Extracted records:
════════════════

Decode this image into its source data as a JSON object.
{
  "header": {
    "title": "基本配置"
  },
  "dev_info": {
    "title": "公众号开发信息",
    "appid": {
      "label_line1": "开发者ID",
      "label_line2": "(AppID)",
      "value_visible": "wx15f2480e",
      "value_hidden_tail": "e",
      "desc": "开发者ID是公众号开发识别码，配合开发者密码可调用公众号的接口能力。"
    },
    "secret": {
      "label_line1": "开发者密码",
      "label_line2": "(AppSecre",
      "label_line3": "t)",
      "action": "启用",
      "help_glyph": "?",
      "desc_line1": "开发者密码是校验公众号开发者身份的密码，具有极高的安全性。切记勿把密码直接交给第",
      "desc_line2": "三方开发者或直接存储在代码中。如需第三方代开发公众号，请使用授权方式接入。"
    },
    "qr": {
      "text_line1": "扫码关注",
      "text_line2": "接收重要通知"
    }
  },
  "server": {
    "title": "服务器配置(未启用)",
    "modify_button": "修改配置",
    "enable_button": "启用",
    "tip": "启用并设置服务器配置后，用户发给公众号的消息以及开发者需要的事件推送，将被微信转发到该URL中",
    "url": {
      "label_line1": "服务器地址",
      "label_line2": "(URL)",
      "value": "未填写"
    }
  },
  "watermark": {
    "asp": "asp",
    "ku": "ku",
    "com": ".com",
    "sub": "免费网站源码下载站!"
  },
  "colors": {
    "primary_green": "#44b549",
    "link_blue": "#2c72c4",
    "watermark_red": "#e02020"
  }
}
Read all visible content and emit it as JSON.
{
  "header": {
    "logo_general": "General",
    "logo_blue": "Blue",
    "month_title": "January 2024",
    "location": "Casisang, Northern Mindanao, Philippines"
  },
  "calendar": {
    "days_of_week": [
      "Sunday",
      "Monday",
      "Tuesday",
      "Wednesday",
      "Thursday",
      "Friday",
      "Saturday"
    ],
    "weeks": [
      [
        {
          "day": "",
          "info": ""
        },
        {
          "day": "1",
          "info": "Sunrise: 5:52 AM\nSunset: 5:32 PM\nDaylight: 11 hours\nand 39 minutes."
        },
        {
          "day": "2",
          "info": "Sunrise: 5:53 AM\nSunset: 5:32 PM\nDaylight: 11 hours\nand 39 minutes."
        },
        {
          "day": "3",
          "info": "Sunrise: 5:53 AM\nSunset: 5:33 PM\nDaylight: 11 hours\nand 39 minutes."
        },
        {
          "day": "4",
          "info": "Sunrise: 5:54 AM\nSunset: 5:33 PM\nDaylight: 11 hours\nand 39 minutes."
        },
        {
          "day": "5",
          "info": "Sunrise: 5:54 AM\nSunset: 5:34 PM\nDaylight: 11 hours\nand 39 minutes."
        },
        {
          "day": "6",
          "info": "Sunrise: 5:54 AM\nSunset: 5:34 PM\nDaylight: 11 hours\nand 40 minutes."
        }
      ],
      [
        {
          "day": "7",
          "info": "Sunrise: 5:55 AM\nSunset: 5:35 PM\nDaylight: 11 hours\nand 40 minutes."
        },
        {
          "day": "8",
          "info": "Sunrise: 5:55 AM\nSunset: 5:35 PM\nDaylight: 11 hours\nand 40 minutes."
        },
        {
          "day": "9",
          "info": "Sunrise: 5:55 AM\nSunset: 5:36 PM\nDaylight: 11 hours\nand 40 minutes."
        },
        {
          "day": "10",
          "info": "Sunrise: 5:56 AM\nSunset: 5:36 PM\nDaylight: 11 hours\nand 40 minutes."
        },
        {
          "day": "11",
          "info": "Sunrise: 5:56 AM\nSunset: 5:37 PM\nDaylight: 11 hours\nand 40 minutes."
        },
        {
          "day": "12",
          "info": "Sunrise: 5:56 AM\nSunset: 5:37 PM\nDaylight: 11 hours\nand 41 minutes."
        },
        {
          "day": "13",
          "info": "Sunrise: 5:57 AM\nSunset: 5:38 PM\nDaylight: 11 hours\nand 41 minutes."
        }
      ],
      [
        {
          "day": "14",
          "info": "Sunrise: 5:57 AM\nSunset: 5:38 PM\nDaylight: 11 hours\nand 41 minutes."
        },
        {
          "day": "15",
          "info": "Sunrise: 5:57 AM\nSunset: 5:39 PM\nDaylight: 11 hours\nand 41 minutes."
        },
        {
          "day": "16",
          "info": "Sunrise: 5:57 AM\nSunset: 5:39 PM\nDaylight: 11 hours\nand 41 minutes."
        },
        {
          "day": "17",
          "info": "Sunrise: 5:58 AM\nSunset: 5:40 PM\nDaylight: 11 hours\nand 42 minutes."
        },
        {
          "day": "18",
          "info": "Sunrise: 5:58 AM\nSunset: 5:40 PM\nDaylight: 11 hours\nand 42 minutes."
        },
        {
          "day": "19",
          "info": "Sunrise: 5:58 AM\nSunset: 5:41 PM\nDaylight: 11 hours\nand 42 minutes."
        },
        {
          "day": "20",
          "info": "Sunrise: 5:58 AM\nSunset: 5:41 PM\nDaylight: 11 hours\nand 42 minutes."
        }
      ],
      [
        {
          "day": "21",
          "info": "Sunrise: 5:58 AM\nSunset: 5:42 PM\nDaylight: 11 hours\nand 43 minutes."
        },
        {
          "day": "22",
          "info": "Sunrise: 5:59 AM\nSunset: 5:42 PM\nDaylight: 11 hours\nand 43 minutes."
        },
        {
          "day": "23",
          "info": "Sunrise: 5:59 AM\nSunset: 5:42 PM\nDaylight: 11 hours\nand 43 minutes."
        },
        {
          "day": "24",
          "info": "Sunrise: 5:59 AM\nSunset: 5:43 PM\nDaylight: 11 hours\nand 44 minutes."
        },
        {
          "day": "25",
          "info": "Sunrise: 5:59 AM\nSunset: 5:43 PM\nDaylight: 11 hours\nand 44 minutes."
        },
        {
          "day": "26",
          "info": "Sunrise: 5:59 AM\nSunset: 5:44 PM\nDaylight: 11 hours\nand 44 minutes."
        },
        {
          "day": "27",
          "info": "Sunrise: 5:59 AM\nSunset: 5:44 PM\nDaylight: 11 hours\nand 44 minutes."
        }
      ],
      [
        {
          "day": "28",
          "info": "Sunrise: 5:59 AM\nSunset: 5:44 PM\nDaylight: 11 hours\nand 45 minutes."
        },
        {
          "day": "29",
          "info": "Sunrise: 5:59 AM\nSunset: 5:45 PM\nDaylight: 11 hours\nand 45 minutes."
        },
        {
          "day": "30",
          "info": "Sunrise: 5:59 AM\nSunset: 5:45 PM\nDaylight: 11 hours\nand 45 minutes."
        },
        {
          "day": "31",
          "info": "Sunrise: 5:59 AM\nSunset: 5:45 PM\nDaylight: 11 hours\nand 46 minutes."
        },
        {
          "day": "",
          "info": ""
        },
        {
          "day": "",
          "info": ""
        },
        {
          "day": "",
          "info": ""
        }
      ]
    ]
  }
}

════════════════

Please set down all the data word for word.

[SOLUTION]:
Decode this image into its source data as a JSON object.
{
  "header": {
    "title": "基本配置"
  },
  "dev_info": {
    "title": "公众号开发信息",
    "appid": {
      "label_line1": "开发者ID",
      "label_line2": "(AppID)",
      "value_visible": "wx15f2480e",
      "value_hidden_tail": "e",
      "desc": "开发者ID是公众号开发识别码，配合开发者密码可调用公众号的接口能力。"
    },
    "secret": {
      "label_line1": "开发者密码",
      "label_line2": "(AppSecre",
      "label_line3": "t)",
      "action": "启用",
      "help_glyph": "?",
      "desc_line1": "开发者密码是校验公众号开发者身份的密码，具有极高的安全性。切记勿把密码直接交给第",
      "desc_line2": "三方开发者或直接存储在代码中。如需第三方代开发公众号，请使用授权方式接入。"
    },
    "qr": {
      "text_line1": "扫码关注",
      "text_line2": "接收重要通知"
    }
  },
  "server": {
    "title": "服务器配置(未启用)",
    "modify_button": "修改配置",
    "enable_button": "启用",
    "tip": "启用并设置服务器配置后，用户发给公众号的消息以及开发者需要的事件推送，将被微信转发到该URL中",
    "url": {
      "label_line1": "服务器地址",
      "label_line2": "(URL)",
      "value": "未填写"
    }
  },
  "watermark": {
    "asp": "asp",
    "ku": "ku",
    "com": ".com",
    "sub": "免费网站源码下载站!"
  },
  "colors": {
    "primary_green": "#44b549",
    "link_blue": "#2c72c4",
    "watermark_red": "#e02020"
  }
}
Read all visible content and emit it as JSON.
{
  "header": {
    "logo_general": "General",
    "logo_blue": "Blue",
    "month_title": "January 2024",
    "location": "Casisang, Northern Mindanao, Philippines"
  },
  "calendar": {
    "days_of_week": [
      "Sunday",
      "Monday",
      "Tuesday",
      "Wednesday",
      "Thursday",
      "Friday",
      "Saturday"
    ],
    "weeks": [
      [
        {
          "day": "",
          "info": ""
        },
        {
          "day": "1",
          "info": "Sunrise: 5:52 AM\nSunset: 5:32 PM\nDaylight: 11 hours\nand 39 minutes."
        },
        {
          "day": "2",
          "info": "Sunrise: 5:53 AM\nSunset: 5:32 PM\nDaylight: 11 hours\nand 39 minutes."
        },
        {
          "day": "3",
          "info": "Sunrise: 5:53 AM\nSunset: 5:33 PM\nDaylight: 11 hours\nand 39 minutes."
        },
        {
          "day": "4",
          "info": "Sunrise: 5:54 AM\nSunset: 5:33 PM\nDaylight: 11 hours\nand 39 minutes."
        },
        {
          "day": "5",
          "info": "Sunrise: 5:54 AM\nSunset: 5:34 PM\nDaylight: 11 hours\nand 39 minutes."
        },
        {
          "day": "6",
          "info": "Sunrise: 5:54 AM\nSunset: 5:34 PM\nDaylight: 11 hours\nand 40 minutes."
        }
      ],
      [
        {
          "day": "7",
          "info": "Sunrise: 5:55 AM\nSunset: 5:35 PM\nDaylight: 11 hours\nand 40 minutes."
        },
        {
          "day": "8",
          "info": "Sunrise: 5:55 AM\nSunset: 5:35 PM\nDaylight: 11 hours\nand 40 minutes."
        },
        {
          "day": "9",
          "info": "Sunrise: 5:55 AM\nSunset: 5:36 PM\nDaylight: 11 hours\nand 40 minutes."
        },
        {
          "day": "10",
          "info": "Sunrise: 5:56 AM\nSunset: 5:36 PM\nDaylight: 11 hours\nand 40 minutes."
        },
        {
          "day": "11",
          "info": "Sunrise: 5:56 AM\nSunset: 5:37 PM\nDaylight: 11 hours\nand 40 minutes."
        },
        {
          "day": "12",
          "info": "Sunrise: 5:56 AM\nSunset: 5:37 PM\nDaylight: 11 hours\nand 41 minutes."
        },
        {
          "day": "13",
          "info": "Sunrise: 5:57 AM\nSunset: 5:38 PM\nDaylight: 11 hours\nand 41 minutes."
        }
      ],
      [
        {
          "day": "14",
          "info": "Sunrise: 5:57 AM\nSunset: 5:38 PM\nDaylight: 11 hours\nand 41 minutes."
        },
        {
          "day": "15",
          "info": "Sunrise: 5:57 AM\nSunset: 5:39 PM\nDaylight: 11 hours\nand 41 minutes."
        },
        {
          "day": "16",
          "info": "Sunrise: 5:57 AM\nSunset: 5:39 PM\nDaylight: 11 hours\nand 41 minutes."
        },
        {
          "day": "17",
          "info": "Sunrise: 5:58 AM\nSunset: 5:40 PM\nDaylight: 11 hours\nand 42 minutes."
        },
        {
          "day": "18",
          "info": "Sunrise: 5:58 AM\nSunset: 5:40 PM\nDaylight: 11 hours\nand 42 minutes."
        },
        {
          "day": "19",
          "info": "Sunrise: 5:58 AM\nSunset: 5:41 PM\nDaylight: 11 hours\nand 42 minutes."
        },
        {
          "day": "20",
          "info": "Sunrise: 5:58 AM\nSunset: 5:41 PM\nDaylight: 11 hours\nand 42 minutes."
        }
      ],
      [
        {
          "day": "21",
          "info": "Sunrise: 5:58 AM\nSunset: 5:42 PM\nDaylight: 11 hours\nand 43 minutes."
        },
        {
          "day": "22",
          "info": "Sunrise: 5:59 AM\nSunset: 5:42 PM\nDaylight: 11 hours\nand 43 minutes."
        },
        {
          "day": "23",
          "info": "Sunrise: 5:59 AM\nSunset: 5:42 PM\nDaylight: 11 hours\nand 43 minutes."
        },
        {
          "day": "24",
          "info": "Sunrise: 5:59 AM\nSunset: 5:43 PM\nDaylight: 11 hours\nand 44 minutes."
        },
        {
          "day": "25",
          "info": "Sunrise: 5:59 AM\nSunset: 5:43 PM\nDaylight: 11 hours\nand 44 minutes."
        },
        {
          "day": "26",
          "info": "Sunrise: 5:59 AM\nSunset: 5:44 PM\nDaylight: 11 hours\nand 44 minutes."
        },
        {
          "day": "27",
          "info": "Sunrise: 5:59 AM\nSunset: 5:44 PM\nDaylight: 11 hours\nand 44 minutes."
        }
      ],
      [
        {
          "day": "28",
          "info": "Sunrise: 5:59 AM\nSunset: 5:44 PM\nDaylight: 11 hours\nand 45 minutes."
        },
        {
          "day": "29",
          "info": "Sunrise: 5:59 AM\nSunset: 5:45 PM\nDaylight: 11 hours\nand 45 minutes."
        },
        {
          "day": "30",
          "info": "Sunrise: 5:59 AM\nSunset: 5:45 PM\nDaylight: 11 hours\nand 45 minutes."
        },
        {
          "day": "31",
          "info": "Sunrise: 5:59 AM\nSunset: 5:45 PM\nDaylight: 11 hours\nand 46 minutes."
        },
        {
          "day": "",
          "info": ""
        },
        {
          "day": "",
          "info": ""
        },
        {
          "day": "",
          "info": ""
        }
      ]
    ]
  }
}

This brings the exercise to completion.